- WHAT IS EXPECTED: Show every line below where "odtwarzanie" can be found.

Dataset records
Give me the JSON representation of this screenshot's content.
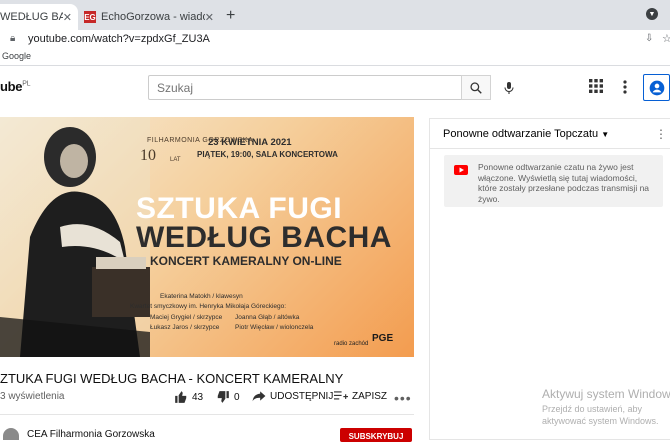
{
  "browser": {
    "tabs": [
      {
        "label": "WEDŁUG BACHA -",
        "active": true
      },
      {
        "label": "EchoGorzowa - wiadomości z Go",
        "active": false,
        "favicon": "EG"
      }
    ],
    "url": "youtube.com/watch?v=zpdxGf_ZU3A",
    "bookmark": "Google"
  },
  "yt": {
    "logo": "ube",
    "region": "PL",
    "search_placeholder": "Szukaj"
  },
  "video": {
    "thumbnail": {
      "orchestra_name": "FILHARMONIA GORZOWSKA",
      "anniversary_number": "10",
      "anniversary_unit": "LAT",
      "date": "23 KWIETNIA 2021",
      "time_place": "PIĄTEK, 19:00, SALA KONCERTOWA",
      "title_line1": "SZTUKA FUGI",
      "title_line2": "WEDŁUG BACHA",
      "subtitle": "KONCERT KAMERALNY ON-LINE",
      "performer": "Ekaterina Matokh / klawesyn",
      "quartet": "Kwartet smyczkowy im. Henryka Mikołaja Góreckiego:",
      "musicians_left": [
        "Maciej Grygiel / skrzypce",
        "Łukasz Jaros / skrzypce"
      ],
      "musicians_right": [
        "Joanna Głąb / altówka",
        "Piotr Więcław / wiolonczela"
      ],
      "sponsor_radio": "radio zachód",
      "sponsor_pge": "PGE"
    },
    "title": "ZTUKA FUGI WEDŁUG BACHA - KONCERT KAMERALNY",
    "views": "3 wyświetlenia",
    "likes": "43",
    "dislikes": "0",
    "share_label": "UDOSTĘPNIJ",
    "save_label": "ZAPISZ",
    "more_label": "•••",
    "channel": "CEA Filharmonia Gorzowska",
    "subscribe_label": "SUBSKRYBUJ"
  },
  "chat": {
    "title": "Ponowne odtwarzanie Topczatu",
    "notice": "Ponowne odtwarzanie czatu na żywo jest włączone. Wyświetlą się tutaj wiadomości, które zostały przesłane podczas transmisji na żywo."
  },
  "watermark": {
    "title": "Aktywuj system Windows",
    "subtitle": "Przejdź do ustawień, aby aktywować system Windows."
  }
}
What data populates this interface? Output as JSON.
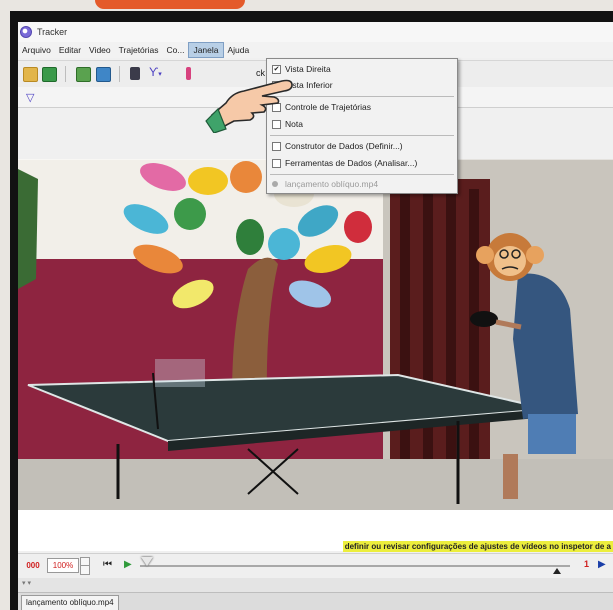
{
  "window": {
    "title": "Tracker"
  },
  "menubar": [
    "Arquivo",
    "Editar",
    "Video",
    "Trajetórias",
    "Co...",
    "Janela",
    "Ajuda"
  ],
  "toolbar": {
    "partial_label": "ck"
  },
  "dropdown": {
    "items": [
      {
        "label": "Vista Direita",
        "checked": true
      },
      {
        "label": "Vista Inferior",
        "checked": false
      },
      {
        "label": "Controle de Trajetórias",
        "checked": false
      },
      {
        "label": "Nota",
        "checked": false
      },
      {
        "label": "Construtor de Dados (Definir...)",
        "checked": false
      },
      {
        "label": "Ferramentas de Dados (Analisar...)",
        "checked": false
      },
      {
        "label": "lançamento oblíquo.mp4",
        "checked": false,
        "disabled": true
      }
    ]
  },
  "status": {
    "message": "definir ou revisar configurações de ajustes de vídeos no inspetor de a"
  },
  "player": {
    "frame": "000",
    "zoom": "100%",
    "end_frame_label": "1"
  },
  "tab": {
    "label": "lançamento oblíquo.mp4"
  },
  "colors": {
    "highlight": "#ecee3d",
    "menu_active": "#b8cfe6",
    "accent": "#e45a2a"
  },
  "icons": [
    "open-folder-icon",
    "save-icon",
    "import-icon",
    "export-icon",
    "clip-icon",
    "track-icon",
    "play-icon",
    "step-start-icon",
    "step-end-icon",
    "pointing-hand-icon",
    "monkey-emoji-icon"
  ]
}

- REPLY TO THE TASK:
    "title": "Ponowne odtwarzanie Topczatu",
    "notice": "Ponowne odtwarzanie czatu na żywo jest włączone. Wyświetlą się tutaj wiadomości, które zostały przesłane podczas transmisji na żywo."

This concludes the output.